### [Goal]
Every line of the data must be copied exactly.

### [Record list]
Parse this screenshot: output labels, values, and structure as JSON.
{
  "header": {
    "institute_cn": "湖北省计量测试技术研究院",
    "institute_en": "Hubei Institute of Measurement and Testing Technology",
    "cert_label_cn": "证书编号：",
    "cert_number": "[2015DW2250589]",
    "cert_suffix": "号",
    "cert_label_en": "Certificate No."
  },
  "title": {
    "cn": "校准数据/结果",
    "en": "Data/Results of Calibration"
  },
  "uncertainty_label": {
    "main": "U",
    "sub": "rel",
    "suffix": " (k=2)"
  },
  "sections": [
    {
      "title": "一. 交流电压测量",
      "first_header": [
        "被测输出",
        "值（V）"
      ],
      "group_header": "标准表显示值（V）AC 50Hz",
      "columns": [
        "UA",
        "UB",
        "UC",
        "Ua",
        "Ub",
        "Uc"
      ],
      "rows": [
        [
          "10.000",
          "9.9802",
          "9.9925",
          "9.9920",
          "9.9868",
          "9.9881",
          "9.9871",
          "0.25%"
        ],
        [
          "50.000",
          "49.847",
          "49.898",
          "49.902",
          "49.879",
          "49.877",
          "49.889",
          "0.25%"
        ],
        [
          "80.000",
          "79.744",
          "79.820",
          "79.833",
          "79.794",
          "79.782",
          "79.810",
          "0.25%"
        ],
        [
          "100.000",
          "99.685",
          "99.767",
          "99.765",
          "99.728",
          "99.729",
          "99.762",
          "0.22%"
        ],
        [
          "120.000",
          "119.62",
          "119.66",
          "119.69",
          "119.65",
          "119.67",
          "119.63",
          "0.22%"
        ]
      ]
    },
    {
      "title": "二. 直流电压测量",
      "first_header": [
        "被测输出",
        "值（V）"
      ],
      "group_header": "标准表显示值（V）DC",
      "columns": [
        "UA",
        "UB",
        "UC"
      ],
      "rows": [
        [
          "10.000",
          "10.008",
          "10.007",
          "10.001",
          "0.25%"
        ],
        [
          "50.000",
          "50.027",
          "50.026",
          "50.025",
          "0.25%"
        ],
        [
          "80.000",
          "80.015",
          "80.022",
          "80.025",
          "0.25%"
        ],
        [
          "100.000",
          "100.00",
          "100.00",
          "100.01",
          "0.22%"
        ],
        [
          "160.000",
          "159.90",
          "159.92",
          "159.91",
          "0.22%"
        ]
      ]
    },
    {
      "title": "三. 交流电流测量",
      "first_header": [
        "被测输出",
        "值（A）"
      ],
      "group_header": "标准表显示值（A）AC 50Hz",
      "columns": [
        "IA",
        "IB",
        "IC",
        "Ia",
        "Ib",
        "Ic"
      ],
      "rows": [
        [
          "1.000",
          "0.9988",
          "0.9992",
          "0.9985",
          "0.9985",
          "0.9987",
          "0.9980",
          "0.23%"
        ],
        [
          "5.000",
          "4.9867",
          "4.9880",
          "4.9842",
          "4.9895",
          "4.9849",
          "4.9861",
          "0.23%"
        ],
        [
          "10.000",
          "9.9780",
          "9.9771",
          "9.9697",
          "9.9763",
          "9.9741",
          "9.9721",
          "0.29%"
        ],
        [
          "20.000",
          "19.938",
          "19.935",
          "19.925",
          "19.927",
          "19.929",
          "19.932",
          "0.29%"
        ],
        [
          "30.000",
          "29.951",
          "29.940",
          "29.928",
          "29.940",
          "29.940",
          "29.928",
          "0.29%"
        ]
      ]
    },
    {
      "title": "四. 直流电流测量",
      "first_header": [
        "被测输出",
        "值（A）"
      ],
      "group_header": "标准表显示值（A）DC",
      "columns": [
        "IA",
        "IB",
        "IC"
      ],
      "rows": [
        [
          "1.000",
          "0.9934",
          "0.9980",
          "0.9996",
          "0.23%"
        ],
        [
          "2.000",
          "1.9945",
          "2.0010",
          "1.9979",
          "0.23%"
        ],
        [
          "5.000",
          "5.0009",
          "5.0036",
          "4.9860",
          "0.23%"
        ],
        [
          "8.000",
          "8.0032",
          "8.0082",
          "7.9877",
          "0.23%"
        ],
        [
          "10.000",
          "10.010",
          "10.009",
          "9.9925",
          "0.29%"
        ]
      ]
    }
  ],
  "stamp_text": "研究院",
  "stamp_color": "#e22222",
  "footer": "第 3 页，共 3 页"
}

### [Final answer]
Parse this screenshot: output labels, values, and structure as JSON.
{
  "header": {
    "institute_cn": "湖北省计量测试技术研究院",
    "institute_en": "Hubei Institute of Measurement and Testing Technology",
    "cert_label_cn": "证书编号：",
    "cert_number": "[2015DW2250589]",
    "cert_suffix": "号",
    "cert_label_en": "Certificate No."
  },
  "title": {
    "cn": "校准数据/结果",
    "en": "Data/Results of Calibration"
  },
  "uncertainty_label": {
    "main": "U",
    "sub": "rel",
    "suffix": " (k=2)"
  },
  "sections": [
    {
      "title": "一. 交流电压测量",
      "first_header": [
        "被测输出",
        "值（V）"
      ],
      "group_header": "标准表显示值（V）AC 50Hz",
      "columns": [
        "UA",
        "UB",
        "UC",
        "Ua",
        "Ub",
        "Uc"
      ],
      "rows": [
        [
          "10.000",
          "9.9802",
          "9.9925",
          "9.9920",
          "9.9868",
          "9.9881",
          "9.9871",
          "0.25%"
        ],
        [
          "50.000",
          "49.847",
          "49.898",
          "49.902",
          "49.879",
          "49.877",
          "49.889",
          "0.25%"
        ],
        [
          "80.000",
          "79.744",
          "79.820",
          "79.833",
          "79.794",
          "79.782",
          "79.810",
          "0.25%"
        ],
        [
          "100.000",
          "99.685",
          "99.767",
          "99.765",
          "99.728",
          "99.729",
          "99.762",
          "0.22%"
        ],
        [
          "120.000",
          "119.62",
          "119.66",
          "119.69",
          "119.65",
          "119.67",
          "119.63",
          "0.22%"
        ]
      ]
    },
    {
      "title": "二. 直流电压测量",
      "first_header": [
        "被测输出",
        "值（V）"
      ],
      "group_header": "标准表显示值（V）DC",
      "columns": [
        "UA",
        "UB",
        "UC"
      ],
      "rows": [
        [
          "10.000",
          "10.008",
          "10.007",
          "10.001",
          "0.25%"
        ],
        [
          "50.000",
          "50.027",
          "50.026",
          "50.025",
          "0.25%"
        ],
        [
          "80.000",
          "80.015",
          "80.022",
          "80.025",
          "0.25%"
        ],
        [
          "100.000",
          "100.00",
          "100.00",
          "100.01",
          "0.22%"
        ],
        [
          "160.000",
          "159.90",
          "159.92",
          "159.91",
          "0.22%"
        ]
      ]
    },
    {
      "title": "三. 交流电流测量",
      "first_header": [
        "被测输出",
        "值（A）"
      ],
      "group_header": "标准表显示值（A）AC 50Hz",
      "columns": [
        "IA",
        "IB",
        "IC",
        "Ia",
        "Ib",
        "Ic"
      ],
      "rows": [
        [
          "1.000",
          "0.9988",
          "0.9992",
          "0.9985",
          "0.9985",
          "0.9987",
          "0.9980",
          "0.23%"
        ],
        [
          "5.000",
          "4.9867",
          "4.9880",
          "4.9842",
          "4.9895",
          "4.9849",
          "4.9861",
          "0.23%"
        ],
        [
          "10.000",
          "9.9780",
          "9.9771",
          "9.9697",
          "9.9763",
          "9.9741",
          "9.9721",
          "0.29%"
        ],
        [
          "20.000",
          "19.938",
          "19.935",
          "19.925",
          "19.927",
          "19.929",
          "19.932",
          "0.29%"
        ],
        [
          "30.000",
          "29.951",
          "29.940",
          "29.928",
          "29.940",
          "29.940",
          "29.928",
          "0.29%"
        ]
      ]
    },
    {
      "title": "四. 直流电流测量",
      "first_header": [
        "被测输出",
        "值（A）"
      ],
      "group_header": "标准表显示值（A）DC",
      "columns": [
        "IA",
        "IB",
        "IC"
      ],
      "rows": [
        [
          "1.000",
          "0.9934",
          "0.9980",
          "0.9996",
          "0.23%"
        ],
        [
          "2.000",
          "1.9945",
          "2.0010",
          "1.9979",
          "0.23%"
        ],
        [
          "5.000",
          "5.0009",
          "5.0036",
          "4.9860",
          "0.23%"
        ],
        [
          "8.000",
          "8.0032",
          "8.0082",
          "7.9877",
          "0.23%"
        ],
        [
          "10.000",
          "10.010",
          "10.009",
          "9.9925",
          "0.29%"
        ]
      ]
    }
  ],
  "stamp_text": "研究院",
  "stamp_color": "#e22222",
  "footer": "第 3 页，共 3 页"
}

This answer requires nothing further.